WORK REQUIRED ::
Repeat the data word for word. Do not include the pictures.

Figure record extracts ::
|---|
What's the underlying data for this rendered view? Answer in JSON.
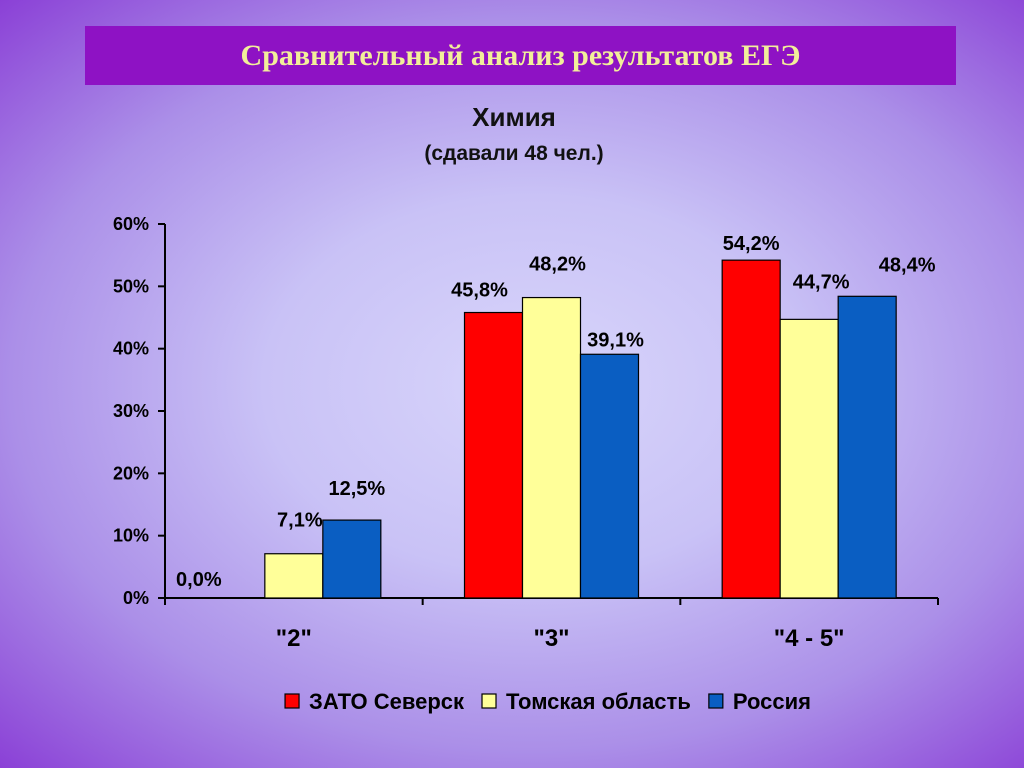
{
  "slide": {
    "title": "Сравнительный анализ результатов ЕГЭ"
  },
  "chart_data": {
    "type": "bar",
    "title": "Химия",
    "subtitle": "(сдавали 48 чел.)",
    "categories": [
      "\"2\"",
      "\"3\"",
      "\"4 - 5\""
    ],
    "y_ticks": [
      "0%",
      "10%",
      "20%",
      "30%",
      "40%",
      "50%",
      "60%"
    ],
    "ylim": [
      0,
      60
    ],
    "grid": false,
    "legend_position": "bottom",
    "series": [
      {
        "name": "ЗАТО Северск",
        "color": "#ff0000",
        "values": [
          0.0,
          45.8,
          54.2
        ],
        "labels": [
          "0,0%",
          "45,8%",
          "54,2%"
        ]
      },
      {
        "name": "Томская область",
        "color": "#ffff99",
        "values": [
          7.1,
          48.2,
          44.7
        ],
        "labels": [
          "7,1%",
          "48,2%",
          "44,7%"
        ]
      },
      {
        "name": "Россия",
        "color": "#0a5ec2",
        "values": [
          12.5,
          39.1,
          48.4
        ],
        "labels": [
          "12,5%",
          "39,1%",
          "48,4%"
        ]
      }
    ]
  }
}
|---|
COMPLETE RESPONSE ::
What's the underlying data for this rendered view? Answer in JSON.
{
  "slide": {
    "title": "Сравнительный анализ результатов ЕГЭ"
  },
  "chart_data": {
    "type": "bar",
    "title": "Химия",
    "subtitle": "(сдавали 48 чел.)",
    "categories": [
      "\"2\"",
      "\"3\"",
      "\"4 - 5\""
    ],
    "y_ticks": [
      "0%",
      "10%",
      "20%",
      "30%",
      "40%",
      "50%",
      "60%"
    ],
    "ylim": [
      0,
      60
    ],
    "grid": false,
    "legend_position": "bottom",
    "series": [
      {
        "name": "ЗАТО Северск",
        "color": "#ff0000",
        "values": [
          0.0,
          45.8,
          54.2
        ],
        "labels": [
          "0,0%",
          "45,8%",
          "54,2%"
        ]
      },
      {
        "name": "Томская область",
        "color": "#ffff99",
        "values": [
          7.1,
          48.2,
          44.7
        ],
        "labels": [
          "7,1%",
          "48,2%",
          "44,7%"
        ]
      },
      {
        "name": "Россия",
        "color": "#0a5ec2",
        "values": [
          12.5,
          39.1,
          48.4
        ],
        "labels": [
          "12,5%",
          "39,1%",
          "48,4%"
        ]
      }
    ]
  }
}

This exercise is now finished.